• Exercise description:
Pick out every line in the data below that holds "environmental".

§ §

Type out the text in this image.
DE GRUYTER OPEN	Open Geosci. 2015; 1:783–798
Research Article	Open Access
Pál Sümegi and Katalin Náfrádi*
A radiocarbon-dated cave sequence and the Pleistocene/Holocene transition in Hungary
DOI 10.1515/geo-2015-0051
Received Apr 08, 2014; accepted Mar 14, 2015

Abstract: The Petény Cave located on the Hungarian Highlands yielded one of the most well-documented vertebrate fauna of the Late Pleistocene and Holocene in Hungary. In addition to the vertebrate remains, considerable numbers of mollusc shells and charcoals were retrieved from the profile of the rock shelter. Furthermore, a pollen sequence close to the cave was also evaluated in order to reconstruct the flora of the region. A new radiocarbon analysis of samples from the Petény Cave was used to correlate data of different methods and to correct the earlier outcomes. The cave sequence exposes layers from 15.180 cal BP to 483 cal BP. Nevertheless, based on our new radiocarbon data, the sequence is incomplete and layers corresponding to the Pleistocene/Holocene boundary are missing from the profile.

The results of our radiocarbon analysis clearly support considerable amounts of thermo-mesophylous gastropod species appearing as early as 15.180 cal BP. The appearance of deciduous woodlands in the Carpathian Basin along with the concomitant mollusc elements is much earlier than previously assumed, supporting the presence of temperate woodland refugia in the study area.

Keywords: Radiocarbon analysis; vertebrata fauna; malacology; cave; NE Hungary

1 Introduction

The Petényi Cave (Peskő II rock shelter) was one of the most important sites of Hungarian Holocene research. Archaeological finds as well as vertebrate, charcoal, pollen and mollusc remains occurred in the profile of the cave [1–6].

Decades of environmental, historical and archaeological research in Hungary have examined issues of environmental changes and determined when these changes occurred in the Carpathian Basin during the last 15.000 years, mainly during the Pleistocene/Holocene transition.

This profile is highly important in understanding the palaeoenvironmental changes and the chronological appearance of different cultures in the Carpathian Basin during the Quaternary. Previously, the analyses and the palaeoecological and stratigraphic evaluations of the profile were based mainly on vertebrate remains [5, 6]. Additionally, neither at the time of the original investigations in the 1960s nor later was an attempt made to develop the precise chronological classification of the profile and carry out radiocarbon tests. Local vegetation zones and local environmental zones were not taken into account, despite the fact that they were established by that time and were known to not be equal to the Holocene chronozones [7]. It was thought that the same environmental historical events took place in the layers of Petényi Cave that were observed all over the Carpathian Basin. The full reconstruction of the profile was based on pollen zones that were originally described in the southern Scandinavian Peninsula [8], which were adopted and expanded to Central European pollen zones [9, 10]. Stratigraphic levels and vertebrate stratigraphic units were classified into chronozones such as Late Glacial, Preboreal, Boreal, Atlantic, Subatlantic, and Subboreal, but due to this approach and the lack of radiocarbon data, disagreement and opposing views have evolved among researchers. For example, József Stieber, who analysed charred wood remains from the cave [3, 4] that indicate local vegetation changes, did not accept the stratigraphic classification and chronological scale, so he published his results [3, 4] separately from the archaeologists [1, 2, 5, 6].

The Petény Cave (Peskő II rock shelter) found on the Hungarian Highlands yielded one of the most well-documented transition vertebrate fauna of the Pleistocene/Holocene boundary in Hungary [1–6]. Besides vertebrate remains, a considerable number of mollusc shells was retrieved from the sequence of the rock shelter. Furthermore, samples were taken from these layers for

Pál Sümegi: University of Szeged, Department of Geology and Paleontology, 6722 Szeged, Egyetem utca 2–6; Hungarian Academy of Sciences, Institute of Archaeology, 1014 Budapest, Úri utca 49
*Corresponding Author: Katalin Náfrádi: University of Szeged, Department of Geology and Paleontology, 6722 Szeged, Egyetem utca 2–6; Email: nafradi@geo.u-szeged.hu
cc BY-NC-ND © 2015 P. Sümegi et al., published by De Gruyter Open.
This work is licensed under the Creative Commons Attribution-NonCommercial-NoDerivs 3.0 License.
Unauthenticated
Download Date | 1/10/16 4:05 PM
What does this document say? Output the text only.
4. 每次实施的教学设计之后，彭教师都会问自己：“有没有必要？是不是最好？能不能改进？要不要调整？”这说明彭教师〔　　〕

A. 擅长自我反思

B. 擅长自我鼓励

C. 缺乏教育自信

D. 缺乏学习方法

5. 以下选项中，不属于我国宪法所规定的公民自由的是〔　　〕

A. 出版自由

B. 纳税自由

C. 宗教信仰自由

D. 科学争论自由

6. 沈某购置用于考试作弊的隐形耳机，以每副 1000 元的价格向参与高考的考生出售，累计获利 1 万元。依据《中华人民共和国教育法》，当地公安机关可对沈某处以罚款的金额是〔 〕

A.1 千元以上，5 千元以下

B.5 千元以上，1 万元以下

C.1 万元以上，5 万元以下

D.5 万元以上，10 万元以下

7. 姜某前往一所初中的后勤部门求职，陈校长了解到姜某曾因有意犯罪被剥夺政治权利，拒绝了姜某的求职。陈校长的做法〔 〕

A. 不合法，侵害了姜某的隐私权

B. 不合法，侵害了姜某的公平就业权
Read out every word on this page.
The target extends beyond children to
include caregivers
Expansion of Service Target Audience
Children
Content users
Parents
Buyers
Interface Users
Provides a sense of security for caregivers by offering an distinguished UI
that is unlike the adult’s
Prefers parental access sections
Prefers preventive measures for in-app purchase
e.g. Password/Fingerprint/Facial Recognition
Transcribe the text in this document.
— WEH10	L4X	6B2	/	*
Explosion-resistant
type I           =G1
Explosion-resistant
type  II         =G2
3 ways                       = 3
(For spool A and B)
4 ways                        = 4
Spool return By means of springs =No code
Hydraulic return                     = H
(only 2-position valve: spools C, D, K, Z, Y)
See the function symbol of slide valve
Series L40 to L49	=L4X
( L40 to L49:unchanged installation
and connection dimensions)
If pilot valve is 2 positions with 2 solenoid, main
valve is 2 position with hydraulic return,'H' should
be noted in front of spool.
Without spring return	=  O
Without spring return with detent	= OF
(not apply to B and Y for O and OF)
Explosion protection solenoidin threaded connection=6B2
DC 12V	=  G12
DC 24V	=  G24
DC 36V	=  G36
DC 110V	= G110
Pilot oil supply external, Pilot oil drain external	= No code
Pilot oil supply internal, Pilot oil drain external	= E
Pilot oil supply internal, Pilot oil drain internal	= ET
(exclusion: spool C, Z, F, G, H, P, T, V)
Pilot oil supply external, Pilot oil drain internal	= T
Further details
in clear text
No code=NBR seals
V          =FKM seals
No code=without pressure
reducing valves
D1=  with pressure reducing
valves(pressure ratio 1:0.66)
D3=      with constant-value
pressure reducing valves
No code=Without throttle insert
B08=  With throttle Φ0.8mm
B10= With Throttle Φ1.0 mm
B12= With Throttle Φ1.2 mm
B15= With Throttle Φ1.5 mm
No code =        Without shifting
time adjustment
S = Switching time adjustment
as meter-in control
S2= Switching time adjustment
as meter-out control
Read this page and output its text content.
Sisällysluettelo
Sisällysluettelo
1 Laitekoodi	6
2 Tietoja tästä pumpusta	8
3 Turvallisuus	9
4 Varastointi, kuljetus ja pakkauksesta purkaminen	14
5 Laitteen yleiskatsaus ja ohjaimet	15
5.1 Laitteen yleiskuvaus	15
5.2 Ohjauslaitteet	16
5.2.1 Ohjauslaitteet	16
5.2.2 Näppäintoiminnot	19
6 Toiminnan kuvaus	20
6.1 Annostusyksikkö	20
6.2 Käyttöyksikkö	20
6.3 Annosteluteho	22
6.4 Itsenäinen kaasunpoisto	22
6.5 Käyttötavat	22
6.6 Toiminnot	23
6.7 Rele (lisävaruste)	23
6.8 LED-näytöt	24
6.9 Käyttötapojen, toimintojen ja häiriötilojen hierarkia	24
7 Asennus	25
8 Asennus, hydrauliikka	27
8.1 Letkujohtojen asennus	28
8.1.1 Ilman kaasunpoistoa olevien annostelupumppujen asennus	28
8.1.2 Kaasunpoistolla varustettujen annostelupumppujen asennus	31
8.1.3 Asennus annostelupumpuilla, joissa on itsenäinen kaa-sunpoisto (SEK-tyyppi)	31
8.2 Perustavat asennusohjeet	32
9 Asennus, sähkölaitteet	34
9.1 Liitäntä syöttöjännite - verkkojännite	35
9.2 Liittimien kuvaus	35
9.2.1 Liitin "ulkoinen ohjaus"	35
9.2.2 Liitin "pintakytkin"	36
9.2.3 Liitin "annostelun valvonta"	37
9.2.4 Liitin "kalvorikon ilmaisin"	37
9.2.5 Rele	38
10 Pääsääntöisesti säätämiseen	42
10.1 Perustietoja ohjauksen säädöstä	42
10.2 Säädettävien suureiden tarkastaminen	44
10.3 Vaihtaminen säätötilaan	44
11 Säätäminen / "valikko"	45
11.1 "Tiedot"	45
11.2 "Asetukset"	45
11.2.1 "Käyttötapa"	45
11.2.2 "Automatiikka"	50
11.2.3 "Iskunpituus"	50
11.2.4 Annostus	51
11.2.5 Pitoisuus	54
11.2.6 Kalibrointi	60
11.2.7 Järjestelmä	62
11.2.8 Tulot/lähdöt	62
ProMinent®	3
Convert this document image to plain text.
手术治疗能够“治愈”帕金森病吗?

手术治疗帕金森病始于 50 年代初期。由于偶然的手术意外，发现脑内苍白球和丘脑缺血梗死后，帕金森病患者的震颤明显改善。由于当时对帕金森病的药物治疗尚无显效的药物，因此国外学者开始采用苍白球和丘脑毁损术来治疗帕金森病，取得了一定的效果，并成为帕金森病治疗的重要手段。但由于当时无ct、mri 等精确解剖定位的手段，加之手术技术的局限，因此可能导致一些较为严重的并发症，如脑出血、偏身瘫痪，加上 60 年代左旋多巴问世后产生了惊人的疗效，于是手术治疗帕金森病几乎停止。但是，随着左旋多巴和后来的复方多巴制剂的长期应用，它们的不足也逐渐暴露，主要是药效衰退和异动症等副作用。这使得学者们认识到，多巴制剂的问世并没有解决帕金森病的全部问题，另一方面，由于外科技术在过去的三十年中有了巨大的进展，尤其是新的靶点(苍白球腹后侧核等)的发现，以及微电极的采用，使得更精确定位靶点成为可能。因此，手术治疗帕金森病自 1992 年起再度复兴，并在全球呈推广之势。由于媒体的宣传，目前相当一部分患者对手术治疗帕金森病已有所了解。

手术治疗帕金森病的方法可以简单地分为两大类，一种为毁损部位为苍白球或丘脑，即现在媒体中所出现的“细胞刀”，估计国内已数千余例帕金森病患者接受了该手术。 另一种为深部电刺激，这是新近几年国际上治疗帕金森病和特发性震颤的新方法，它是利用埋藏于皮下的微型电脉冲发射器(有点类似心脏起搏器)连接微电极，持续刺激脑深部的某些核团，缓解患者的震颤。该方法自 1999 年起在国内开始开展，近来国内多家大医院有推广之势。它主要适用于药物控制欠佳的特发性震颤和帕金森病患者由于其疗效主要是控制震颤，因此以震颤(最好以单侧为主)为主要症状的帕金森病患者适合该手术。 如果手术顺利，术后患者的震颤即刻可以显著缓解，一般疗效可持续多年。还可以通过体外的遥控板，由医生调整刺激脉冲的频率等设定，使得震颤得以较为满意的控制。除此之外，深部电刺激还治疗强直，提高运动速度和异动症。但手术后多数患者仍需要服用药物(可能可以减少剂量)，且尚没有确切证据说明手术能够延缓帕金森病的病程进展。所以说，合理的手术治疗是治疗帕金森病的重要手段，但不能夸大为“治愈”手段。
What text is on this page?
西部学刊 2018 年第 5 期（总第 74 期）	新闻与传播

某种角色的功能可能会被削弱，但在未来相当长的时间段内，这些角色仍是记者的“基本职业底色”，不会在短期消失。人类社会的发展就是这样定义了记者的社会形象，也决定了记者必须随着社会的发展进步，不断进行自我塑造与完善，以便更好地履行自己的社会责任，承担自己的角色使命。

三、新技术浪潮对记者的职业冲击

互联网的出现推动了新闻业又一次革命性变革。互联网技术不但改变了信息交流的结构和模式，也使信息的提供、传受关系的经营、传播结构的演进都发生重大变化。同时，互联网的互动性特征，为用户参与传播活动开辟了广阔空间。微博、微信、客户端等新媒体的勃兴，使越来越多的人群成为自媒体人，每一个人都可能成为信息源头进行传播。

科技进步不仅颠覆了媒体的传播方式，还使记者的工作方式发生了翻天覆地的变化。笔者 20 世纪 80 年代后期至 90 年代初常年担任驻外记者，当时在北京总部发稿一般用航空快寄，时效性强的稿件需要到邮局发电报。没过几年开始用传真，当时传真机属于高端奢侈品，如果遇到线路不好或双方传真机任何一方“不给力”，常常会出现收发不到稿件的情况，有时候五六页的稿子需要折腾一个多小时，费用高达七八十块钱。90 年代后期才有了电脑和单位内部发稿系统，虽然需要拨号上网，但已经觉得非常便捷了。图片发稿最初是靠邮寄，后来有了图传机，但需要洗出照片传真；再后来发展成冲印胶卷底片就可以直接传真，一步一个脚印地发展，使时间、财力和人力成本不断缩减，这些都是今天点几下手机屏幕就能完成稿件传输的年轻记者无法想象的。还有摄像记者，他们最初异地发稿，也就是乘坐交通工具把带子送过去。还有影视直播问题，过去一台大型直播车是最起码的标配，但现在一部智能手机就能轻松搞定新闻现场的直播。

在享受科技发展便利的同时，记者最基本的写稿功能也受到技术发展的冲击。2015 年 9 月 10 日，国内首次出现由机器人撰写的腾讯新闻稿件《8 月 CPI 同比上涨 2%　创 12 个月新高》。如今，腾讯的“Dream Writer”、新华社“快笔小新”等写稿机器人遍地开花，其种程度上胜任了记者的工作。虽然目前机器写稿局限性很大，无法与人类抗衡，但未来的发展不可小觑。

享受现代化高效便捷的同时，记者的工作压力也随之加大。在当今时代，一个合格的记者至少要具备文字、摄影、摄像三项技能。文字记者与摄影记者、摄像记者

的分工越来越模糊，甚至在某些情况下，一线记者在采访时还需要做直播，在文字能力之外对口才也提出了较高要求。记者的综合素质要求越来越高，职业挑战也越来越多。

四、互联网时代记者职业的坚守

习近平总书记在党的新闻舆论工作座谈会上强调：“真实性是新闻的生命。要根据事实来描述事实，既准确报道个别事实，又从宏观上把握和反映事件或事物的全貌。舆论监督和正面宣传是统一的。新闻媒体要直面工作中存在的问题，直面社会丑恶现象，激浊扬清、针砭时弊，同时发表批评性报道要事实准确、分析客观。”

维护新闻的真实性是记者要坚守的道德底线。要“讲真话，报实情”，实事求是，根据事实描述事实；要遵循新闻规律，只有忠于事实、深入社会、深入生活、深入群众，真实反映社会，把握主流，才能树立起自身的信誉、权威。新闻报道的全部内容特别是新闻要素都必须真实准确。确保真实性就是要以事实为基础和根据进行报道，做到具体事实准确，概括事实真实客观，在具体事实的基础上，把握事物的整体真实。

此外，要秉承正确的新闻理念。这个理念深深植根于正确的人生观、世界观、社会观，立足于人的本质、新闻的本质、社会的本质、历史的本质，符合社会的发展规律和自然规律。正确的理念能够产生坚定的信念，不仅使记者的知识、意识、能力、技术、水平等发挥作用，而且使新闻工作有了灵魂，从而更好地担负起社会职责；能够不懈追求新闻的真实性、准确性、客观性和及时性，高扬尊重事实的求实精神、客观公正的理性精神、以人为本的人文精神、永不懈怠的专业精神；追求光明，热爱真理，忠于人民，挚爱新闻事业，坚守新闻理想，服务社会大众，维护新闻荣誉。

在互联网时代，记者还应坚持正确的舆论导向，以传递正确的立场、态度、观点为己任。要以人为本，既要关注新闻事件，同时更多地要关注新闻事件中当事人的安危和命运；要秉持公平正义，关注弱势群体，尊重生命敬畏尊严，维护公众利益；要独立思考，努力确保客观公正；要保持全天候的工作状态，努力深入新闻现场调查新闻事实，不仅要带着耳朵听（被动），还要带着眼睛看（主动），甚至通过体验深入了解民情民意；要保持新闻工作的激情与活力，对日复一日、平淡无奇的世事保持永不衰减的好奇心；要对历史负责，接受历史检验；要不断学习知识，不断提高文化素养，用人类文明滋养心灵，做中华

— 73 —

§ §

• Response to the exercise:
Decades of environmental, historical and archaeological research in Hungary have examined issues of environmental changes and determined when these changes occurred in the Carpathian Basin during the last 15.000 years, mainly during the Pleistocene/Holocene transition.
This profile is highly important in understanding the palaeoenvironmental changes and the chronological appearance of different cultures in the Carpathian Basin during the Quaternary. Previously, the analyses and the palaeoecological and stratigraphic evaluations of the profile were based mainly on vertebrate remains [5, 6]. Additionally, neither at the time of the original investigations in the 1960s nor later was an attempt made to develop the precise chronological classification of the profile and carry out radiocarbon tests. Local vegetation zones and local environmental zones were not taken into account, despite the fact that they were established by that time and were known to not be equal to the Holocene chronozones [7]. It was thought that the same environmental historical events took place in the layers of Petényi Cave that were observed all over the Carpathian Basin. The full reconstruction of the profile was based on pollen zones that were originally described in the southern Scandinavian Peninsula [8], which were adopted and expanded to Central European pollen zones [9, 10]. Stratigraphic levels and vertebrate stratigraphic units were classified into chronozones such as Late Glacial, Preboreal, Boreal, Atlantic, Subatlantic, and Subboreal, but due to this approach and the lack of radiocarbon data, disagreement and opposing views have evolved among researchers. For example, József Stieber, who analysed charred wood remains from the cave [3, 4] that indicate local vegetation changes, did not accept the stratigraphic classification and chronological scale, so he published his results [3, 4] separately from the archaeologists [1, 2, 5, 6].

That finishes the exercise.